Exercise brief: Print out every line, exactly as written.

Stored data entries
* BEGIN *

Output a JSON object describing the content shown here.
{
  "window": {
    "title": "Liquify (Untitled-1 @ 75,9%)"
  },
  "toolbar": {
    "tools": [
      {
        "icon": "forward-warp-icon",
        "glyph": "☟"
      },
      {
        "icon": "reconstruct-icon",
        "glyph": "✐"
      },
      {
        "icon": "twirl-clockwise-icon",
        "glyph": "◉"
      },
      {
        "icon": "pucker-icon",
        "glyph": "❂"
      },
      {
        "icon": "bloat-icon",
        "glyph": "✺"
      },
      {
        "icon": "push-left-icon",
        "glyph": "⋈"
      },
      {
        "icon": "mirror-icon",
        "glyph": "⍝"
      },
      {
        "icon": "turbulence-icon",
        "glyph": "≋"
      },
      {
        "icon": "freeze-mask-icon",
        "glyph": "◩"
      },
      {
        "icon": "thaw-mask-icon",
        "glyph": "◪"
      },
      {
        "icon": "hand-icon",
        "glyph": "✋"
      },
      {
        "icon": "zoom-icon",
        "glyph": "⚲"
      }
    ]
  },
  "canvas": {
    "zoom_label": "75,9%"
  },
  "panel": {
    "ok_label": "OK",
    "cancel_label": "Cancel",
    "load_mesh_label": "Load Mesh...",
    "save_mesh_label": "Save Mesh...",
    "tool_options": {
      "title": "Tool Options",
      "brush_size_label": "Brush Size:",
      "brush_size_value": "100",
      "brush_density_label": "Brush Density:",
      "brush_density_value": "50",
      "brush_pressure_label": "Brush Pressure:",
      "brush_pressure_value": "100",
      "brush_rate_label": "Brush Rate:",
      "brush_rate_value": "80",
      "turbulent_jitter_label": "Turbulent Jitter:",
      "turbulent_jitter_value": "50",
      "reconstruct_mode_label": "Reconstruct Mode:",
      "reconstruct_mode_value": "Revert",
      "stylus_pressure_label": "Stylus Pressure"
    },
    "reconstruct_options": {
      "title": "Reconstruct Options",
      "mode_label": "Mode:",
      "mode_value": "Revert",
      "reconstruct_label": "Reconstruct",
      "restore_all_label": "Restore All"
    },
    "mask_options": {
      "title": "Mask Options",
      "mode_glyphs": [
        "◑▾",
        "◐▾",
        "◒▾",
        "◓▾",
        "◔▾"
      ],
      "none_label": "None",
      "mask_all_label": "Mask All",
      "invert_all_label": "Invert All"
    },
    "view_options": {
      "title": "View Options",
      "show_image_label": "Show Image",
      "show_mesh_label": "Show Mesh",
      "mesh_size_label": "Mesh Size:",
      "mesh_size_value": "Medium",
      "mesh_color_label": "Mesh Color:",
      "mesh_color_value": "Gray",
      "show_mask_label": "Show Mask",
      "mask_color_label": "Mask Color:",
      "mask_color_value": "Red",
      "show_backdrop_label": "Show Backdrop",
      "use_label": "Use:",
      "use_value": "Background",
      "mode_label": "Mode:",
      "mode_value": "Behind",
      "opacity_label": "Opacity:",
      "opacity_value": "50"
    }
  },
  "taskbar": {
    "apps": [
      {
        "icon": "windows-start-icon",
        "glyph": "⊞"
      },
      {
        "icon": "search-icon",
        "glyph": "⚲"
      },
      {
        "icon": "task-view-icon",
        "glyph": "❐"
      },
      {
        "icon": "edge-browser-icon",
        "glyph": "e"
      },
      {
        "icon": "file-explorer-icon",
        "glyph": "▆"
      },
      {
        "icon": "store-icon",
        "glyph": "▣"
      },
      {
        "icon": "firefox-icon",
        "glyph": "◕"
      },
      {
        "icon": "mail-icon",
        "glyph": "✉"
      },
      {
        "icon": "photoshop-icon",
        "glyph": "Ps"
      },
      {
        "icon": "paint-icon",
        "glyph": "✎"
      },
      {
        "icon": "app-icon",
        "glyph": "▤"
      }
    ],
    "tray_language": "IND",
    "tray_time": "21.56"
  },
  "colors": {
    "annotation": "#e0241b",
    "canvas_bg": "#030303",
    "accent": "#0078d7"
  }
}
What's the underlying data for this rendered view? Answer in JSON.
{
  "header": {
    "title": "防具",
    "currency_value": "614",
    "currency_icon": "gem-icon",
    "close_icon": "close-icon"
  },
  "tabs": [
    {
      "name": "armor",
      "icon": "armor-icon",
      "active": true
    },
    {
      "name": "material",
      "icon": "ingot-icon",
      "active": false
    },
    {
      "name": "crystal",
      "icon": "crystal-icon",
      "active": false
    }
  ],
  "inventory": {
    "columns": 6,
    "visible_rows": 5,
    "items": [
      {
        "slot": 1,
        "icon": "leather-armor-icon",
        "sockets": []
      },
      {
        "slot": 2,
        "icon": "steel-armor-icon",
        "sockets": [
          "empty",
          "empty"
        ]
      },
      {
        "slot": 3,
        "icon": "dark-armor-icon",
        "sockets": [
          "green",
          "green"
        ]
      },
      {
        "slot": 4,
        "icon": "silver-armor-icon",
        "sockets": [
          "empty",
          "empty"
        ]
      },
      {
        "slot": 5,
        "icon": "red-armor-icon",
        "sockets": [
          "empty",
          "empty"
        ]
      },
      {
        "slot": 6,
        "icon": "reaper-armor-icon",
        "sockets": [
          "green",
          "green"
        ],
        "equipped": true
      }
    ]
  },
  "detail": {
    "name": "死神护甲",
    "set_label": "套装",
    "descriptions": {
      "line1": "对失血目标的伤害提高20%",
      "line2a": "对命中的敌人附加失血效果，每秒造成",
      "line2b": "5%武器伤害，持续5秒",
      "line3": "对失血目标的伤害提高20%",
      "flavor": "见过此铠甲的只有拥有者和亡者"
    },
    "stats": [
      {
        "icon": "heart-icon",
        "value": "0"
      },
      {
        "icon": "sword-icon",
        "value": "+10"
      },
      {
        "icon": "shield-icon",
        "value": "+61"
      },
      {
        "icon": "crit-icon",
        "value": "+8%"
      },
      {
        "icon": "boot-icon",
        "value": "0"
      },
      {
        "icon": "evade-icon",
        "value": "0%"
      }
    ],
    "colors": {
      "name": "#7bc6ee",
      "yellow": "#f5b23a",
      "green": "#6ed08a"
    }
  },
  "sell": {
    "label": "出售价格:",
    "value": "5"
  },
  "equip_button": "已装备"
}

* END *

The reply:
Output a JSON object describing the content shown here.
{
  "window": {
    "title": "Liquify (Untitled-1 @ 75,9%)"
  },
  "toolbar": {
    "tools": [
      {
        "icon": "forward-warp-icon",
        "glyph": "☟"
      },
      {
        "icon": "reconstruct-icon",
        "glyph": "✐"
      },
      {
        "icon": "twirl-clockwise-icon",
        "glyph": "◉"
      },
      {
        "icon": "pucker-icon",
        "glyph": "❂"
      },
      {
        "icon": "bloat-icon",
        "glyph": "✺"
      },
      {
        "icon": "push-left-icon",
        "glyph": "⋈"
      },
      {
        "icon": "mirror-icon",
        "glyph": "⍝"
      },
      {
        "icon": "turbulence-icon",
        "glyph": "≋"
      },
      {
        "icon": "freeze-mask-icon",
        "glyph": "◩"
      },
      {
        "icon": "thaw-mask-icon",
        "glyph": "◪"
      },
      {
        "icon": "hand-icon",
        "glyph": "✋"
      },
      {
        "icon": "zoom-icon",
        "glyph": "⚲"
      }
    ]
  },
  "canvas": {
    "zoom_label": "75,9%"
  },
  "panel": {
    "ok_label": "OK",
    "cancel_label": "Cancel",
    "load_mesh_label": "Load Mesh...",
    "save_mesh_label": "Save Mesh...",
    "tool_options": {
      "title": "Tool Options",
      "brush_size_label": "Brush Size:",
      "brush_size_value": "100",
      "brush_density_label": "Brush Density:",
      "brush_density_value": "50",
      "brush_pressure_label": "Brush Pressure:",
      "brush_pressure_value": "100",
      "brush_rate_label": "Brush Rate:",
      "brush_rate_value": "80",
      "turbulent_jitter_label": "Turbulent Jitter:",
      "turbulent_jitter_value": "50",
      "reconstruct_mode_label": "Reconstruct Mode:",
      "reconstruct_mode_value": "Revert",
      "stylus_pressure_label": "Stylus Pressure"
    },
    "reconstruct_options": {
      "title": "Reconstruct Options",
      "mode_label": "Mode:",
      "mode_value": "Revert",
      "reconstruct_label": "Reconstruct",
      "restore_all_label": "Restore All"
    },
    "mask_options": {
      "title": "Mask Options",
      "mode_glyphs": [
        "◑▾",
        "◐▾",
        "◒▾",
        "◓▾",
        "◔▾"
      ],
      "none_label": "None",
      "mask_all_label": "Mask All",
      "invert_all_label": "Invert All"
    },
    "view_options": {
      "title": "View Options",
      "show_image_label": "Show Image",
      "show_mesh_label": "Show Mesh",
      "mesh_size_label": "Mesh Size:",
      "mesh_size_value": "Medium",
      "mesh_color_label": "Mesh Color:",
      "mesh_color_value": "Gray",
      "show_mask_label": "Show Mask",
      "mask_color_label": "Mask Color:",
      "mask_color_value": "Red",
      "show_backdrop_label": "Show Backdrop",
      "use_label": "Use:",
      "use_value": "Background",
      "mode_label": "Mode:",
      "mode_value": "Behind",
      "opacity_label": "Opacity:",
      "opacity_value": "50"
    }
  },
  "taskbar": {
    "apps": [
      {
        "icon": "windows-start-icon",
        "glyph": "⊞"
      },
      {
        "icon": "search-icon",
        "glyph": "⚲"
      },
      {
        "icon": "task-view-icon",
        "glyph": "❐"
      },
      {
        "icon": "edge-browser-icon",
        "glyph": "e"
      },
      {
        "icon": "file-explorer-icon",
        "glyph": "▆"
      },
      {
        "icon": "store-icon",
        "glyph": "▣"
      },
      {
        "icon": "firefox-icon",
        "glyph": "◕"
      },
      {
        "icon": "mail-icon",
        "glyph": "✉"
      },
      {
        "icon": "photoshop-icon",
        "glyph": "Ps"
      },
      {
        "icon": "paint-icon",
        "glyph": "✎"
      },
      {
        "icon": "app-icon",
        "glyph": "▤"
      }
    ],
    "tray_language": "IND",
    "tray_time": "21.56"
  },
  "colors": {
    "annotation": "#e0241b",
    "canvas_bg": "#030303",
    "accent": "#0078d7"
  }
}
What's the underlying data for this rendered view? Answer in JSON.
{
  "header": {
    "title": "防具",
    "currency_value": "614",
    "currency_icon": "gem-icon",
    "close_icon": "close-icon"
  },
  "tabs": [
    {
      "name": "armor",
      "icon": "armor-icon",
      "active": true
    },
    {
      "name": "material",
      "icon": "ingot-icon",
      "active": false
    },
    {
      "name": "crystal",
      "icon": "crystal-icon",
      "active": false
    }
  ],
  "inventory": {
    "columns": 6,
    "visible_rows": 5,
    "items": [
      {
        "slot": 1,
        "icon": "leather-armor-icon",
        "sockets": []
      },
      {
        "slot": 2,
        "icon": "steel-armor-icon",
        "sockets": [
          "empty",
          "empty"
        ]
      },
      {
        "slot": 3,
        "icon": "dark-armor-icon",
        "sockets": [
          "green",
          "green"
        ]
      },
      {
        "slot": 4,
        "icon": "silver-armor-icon",
        "sockets": [
          "empty",
          "empty"
        ]
      },
      {
        "slot": 5,
        "icon": "red-armor-icon",
        "sockets": [
          "empty",
          "empty"
        ]
      },
      {
        "slot": 6,
        "icon": "reaper-armor-icon",
        "sockets": [
          "green",
          "green"
        ],
        "equipped": true
      }
    ]
  },
  "detail": {
    "name": "死神护甲",
    "set_label": "套装",
    "descriptions": {
      "line1": "对失血目标的伤害提高20%",
      "line2a": "对命中的敌人附加失血效果，每秒造成",
      "line2b": "5%武器伤害，持续5秒",
      "line3": "对失血目标的伤害提高20%",
      "flavor": "见过此铠甲的只有拥有者和亡者"
    },
    "stats": [
      {
        "icon": "heart-icon",
        "value": "0"
      },
      {
        "icon": "sword-icon",
        "value": "+10"
      },
      {
        "icon": "shield-icon",
        "value": "+61"
      },
      {
        "icon": "crit-icon",
        "value": "+8%"
      },
      {
        "icon": "boot-icon",
        "value": "0"
      },
      {
        "icon": "evade-icon",
        "value": "0%"
      }
    ],
    "colors": {
      "name": "#7bc6ee",
      "yellow": "#f5b23a",
      "green": "#6ed08a"
    }
  },
  "sell": {
    "label": "出售价格:",
    "value": "5"
  },
  "equip_button": "已装备"
}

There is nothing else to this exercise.